● **EXERCISE TASK**
Every record should be written out exactly, with the pictures left out.

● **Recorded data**
────────────────────────────────────────

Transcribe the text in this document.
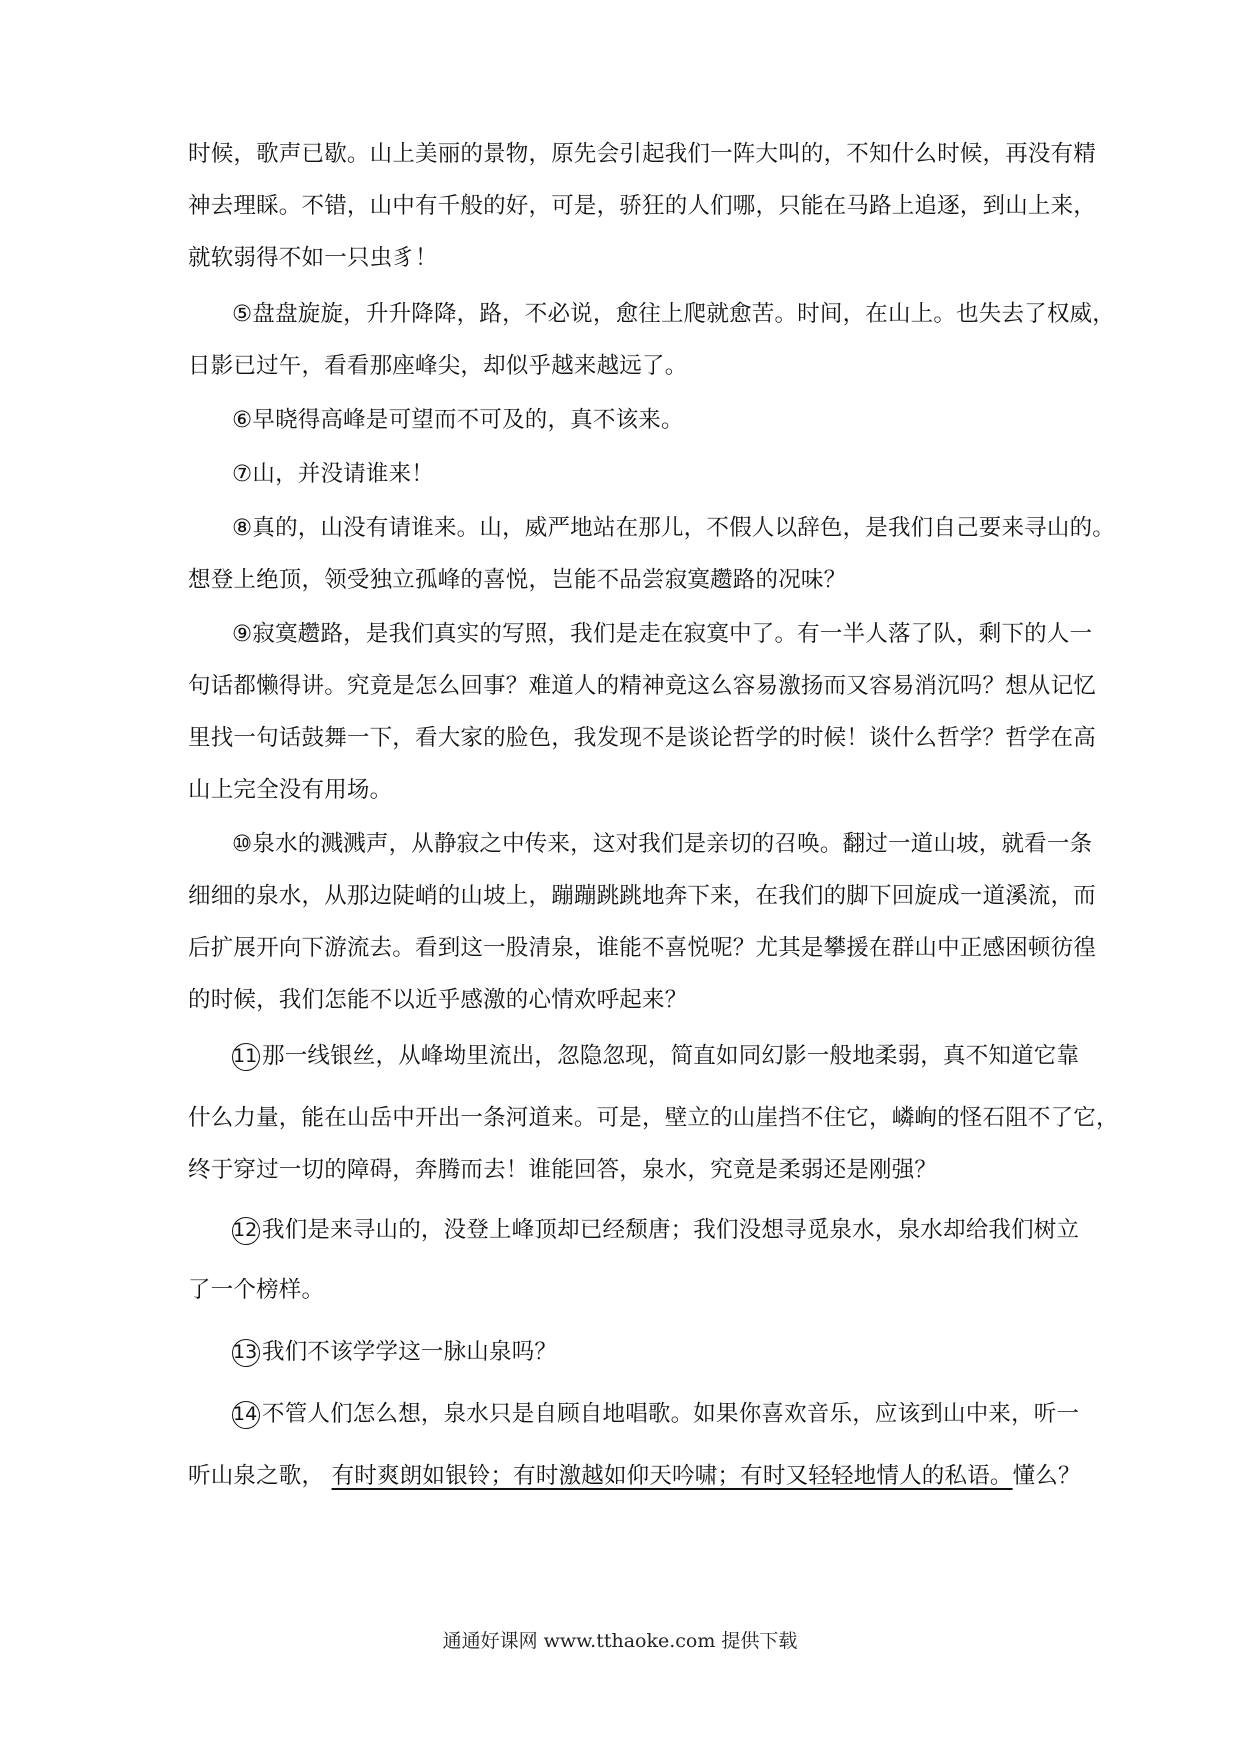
时候，歌声已歇。山上美丽的景物，原先会引起我们一阵大叫的，不知什么时候，再没有精
神去理睬。不错，山中有千般的好，可是，骄狂的人们哪，只能在马路上追逐，到山上来，
就软弱得不如一只虫豸！
⑤盘盘旋旋，升升降降，路，不必说，愈往上爬就愈苦。时间，在山上。也失去了权威，
日影已过午，看看那座峰尖，却似乎越来越远了。
⑥早晓得高峰是可望而不可及的，真不该来。
⑦山，并没请谁来！
⑧真的，山没有请谁来。山，威严地站在那儿，不假人以辞色，是我们自己要来寻山的。
想登上绝顶，领受独立孤峰的喜悦，岂能不品尝寂寞趱路的况味？
⑨寂寞趱路，是我们真实的写照，我们是走在寂寞中了。有一半人落了队，剩下的人一
句话都懒得讲。究竟是怎么回事？难道人的精神竟这么容易激扬而又容易消沉吗？想从记忆
里找一句话鼓舞一下，看大家的脸色，我发现不是谈论哲学的时候！谈什么哲学？哲学在高
山上完全没有用场。
⑩泉水的溅溅声，从静寂之中传来，这对我们是亲切的召唤。翻过一道山坡，就看一条
细细的泉水，从那边陡峭的山坡上，蹦蹦跳跳地奔下来，在我们的脚下回旋成一道溪流，而
后扩展开向下游流去。看到这一股清泉，谁能不喜悦呢？尤其是攀援在群山中正感困顿彷徨
的时候，我们怎能不以近乎感激的心情欢呼起来？
11 那一线银丝，从峰坳里流出，忽隐忽现，简直如同幻影一般地柔弱，真不知道它靠
什么力量，能在山岳中开出一条河道来。可是，壁立的山崖挡不住它，嶙峋的怪石阻不了它，
终于穿过一切的障碍，奔腾而去！谁能回答，泉水，究竟是柔弱还是刚强？
12 我们是来寻山的，没登上峰顶却已经颓唐；我们没想寻觅泉水，泉水却给我们树立
了一个榜样。
13 我们不该学学这一脉山泉吗？
14 不管人们怎么想，泉水只是自顾自地唱歌。如果你喜欢音乐，应该到山中来，听一
听山泉之歌， 有时爽朗如银铃；有时激越如仰天吟啸；有时又轻轻地情人的私语。懂么？
通通好课网 www.tthaoke.com 提供下载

────────────────────────────────────────

● **FULL SOLUTION**
Transcribe the text in this document.
时候，歌声已歇。山上美丽的景物，原先会引起我们一阵大叫的，不知什么时候，再没有精
神去理睬。不错，山中有千般的好，可是，骄狂的人们哪，只能在马路上追逐，到山上来，
就软弱得不如一只虫豸！
⑤盘盘旋旋，升升降降，路，不必说，愈往上爬就愈苦。时间，在山上。也失去了权威，
日影已过午，看看那座峰尖，却似乎越来越远了。
⑥早晓得高峰是可望而不可及的，真不该来。
⑦山，并没请谁来！
⑧真的，山没有请谁来。山，威严地站在那儿，不假人以辞色，是我们自己要来寻山的。
想登上绝顶，领受独立孤峰的喜悦，岂能不品尝寂寞趱路的况味？
⑨寂寞趱路，是我们真实的写照，我们是走在寂寞中了。有一半人落了队，剩下的人一
句话都懒得讲。究竟是怎么回事？难道人的精神竟这么容易激扬而又容易消沉吗？想从记忆
里找一句话鼓舞一下，看大家的脸色，我发现不是谈论哲学的时候！谈什么哲学？哲学在高
山上完全没有用场。
⑩泉水的溅溅声，从静寂之中传来，这对我们是亲切的召唤。翻过一道山坡，就看一条
细细的泉水，从那边陡峭的山坡上，蹦蹦跳跳地奔下来，在我们的脚下回旋成一道溪流，而
后扩展开向下游流去。看到这一股清泉，谁能不喜悦呢？尤其是攀援在群山中正感困顿彷徨
的时候，我们怎能不以近乎感激的心情欢呼起来？
11 那一线银丝，从峰坳里流出，忽隐忽现，简直如同幻影一般地柔弱，真不知道它靠
什么力量，能在山岳中开出一条河道来。可是，壁立的山崖挡不住它，嶙峋的怪石阻不了它，
终于穿过一切的障碍，奔腾而去！谁能回答，泉水，究竟是柔弱还是刚强？
12 我们是来寻山的，没登上峰顶却已经颓唐；我们没想寻觅泉水，泉水却给我们树立
了一个榜样。
13 我们不该学学这一脉山泉吗？
14 不管人们怎么想，泉水只是自顾自地唱歌。如果你喜欢音乐，应该到山中来，听一
听山泉之歌， 有时爽朗如银铃；有时激越如仰天吟啸；有时又轻轻地情人的私语。懂么？
通通好课网 www.tthaoke.com 提供下载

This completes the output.